### GIVEN EXERCISE
Your task is to repeat the listing exactly.

-- STORED ROWS start --

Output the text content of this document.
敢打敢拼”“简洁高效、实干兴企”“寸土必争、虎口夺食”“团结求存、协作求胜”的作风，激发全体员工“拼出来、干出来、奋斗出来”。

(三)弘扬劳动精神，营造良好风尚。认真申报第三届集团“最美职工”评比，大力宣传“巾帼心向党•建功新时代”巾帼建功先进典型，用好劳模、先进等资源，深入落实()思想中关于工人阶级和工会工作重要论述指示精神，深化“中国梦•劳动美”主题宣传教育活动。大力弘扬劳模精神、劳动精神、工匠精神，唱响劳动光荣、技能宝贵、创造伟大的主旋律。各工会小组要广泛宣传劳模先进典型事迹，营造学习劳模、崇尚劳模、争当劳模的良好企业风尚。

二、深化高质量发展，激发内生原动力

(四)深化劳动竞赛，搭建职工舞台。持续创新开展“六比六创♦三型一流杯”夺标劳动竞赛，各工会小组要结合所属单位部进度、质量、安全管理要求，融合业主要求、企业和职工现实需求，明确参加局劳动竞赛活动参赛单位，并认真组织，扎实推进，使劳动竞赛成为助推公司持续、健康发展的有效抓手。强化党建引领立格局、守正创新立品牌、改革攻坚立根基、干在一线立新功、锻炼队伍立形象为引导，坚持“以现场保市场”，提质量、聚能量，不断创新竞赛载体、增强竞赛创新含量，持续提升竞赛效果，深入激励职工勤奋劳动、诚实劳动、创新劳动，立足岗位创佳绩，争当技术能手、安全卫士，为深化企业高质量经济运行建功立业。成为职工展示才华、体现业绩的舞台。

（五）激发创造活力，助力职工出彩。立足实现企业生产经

-- STORED ROWS end --

### WRITTEN SOLUTION
Output the text content of this document.
敢打敢拼”“简洁高效、实干兴企”“寸土必争、虎口夺食”“团结求存、协作求胜”的作风，激发全体员工“拼出来、干出来、奋斗出来”。

(三)弘扬劳动精神，营造良好风尚。认真申报第三届集团“最美职工”评比，大力宣传“巾帼心向党•建功新时代”巾帼建功先进典型，用好劳模、先进等资源，深入落实()思想中关于工人阶级和工会工作重要论述指示精神，深化“中国梦•劳动美”主题宣传教育活动。大力弘扬劳模精神、劳动精神、工匠精神，唱响劳动光荣、技能宝贵、创造伟大的主旋律。各工会小组要广泛宣传劳模先进典型事迹，营造学习劳模、崇尚劳模、争当劳模的良好企业风尚。

二、深化高质量发展，激发内生原动力

(四)深化劳动竞赛，搭建职工舞台。持续创新开展“六比六创♦三型一流杯”夺标劳动竞赛，各工会小组要结合所属单位部进度、质量、安全管理要求，融合业主要求、企业和职工现实需求，明确参加局劳动竞赛活动参赛单位，并认真组织，扎实推进，使劳动竞赛成为助推公司持续、健康发展的有效抓手。强化党建引领立格局、守正创新立品牌、改革攻坚立根基、干在一线立新功、锻炼队伍立形象为引导，坚持“以现场保市场”，提质量、聚能量，不断创新竞赛载体、增强竞赛创新含量，持续提升竞赛效果，深入激励职工勤奋劳动、诚实劳动、创新劳动，立足岗位创佳绩，争当技术能手、安全卫士，为深化企业高质量经济运行建功立业。成为职工展示才华、体现业绩的舞台。

（五）激发创造活力，助力职工出彩。立足实现企业生产经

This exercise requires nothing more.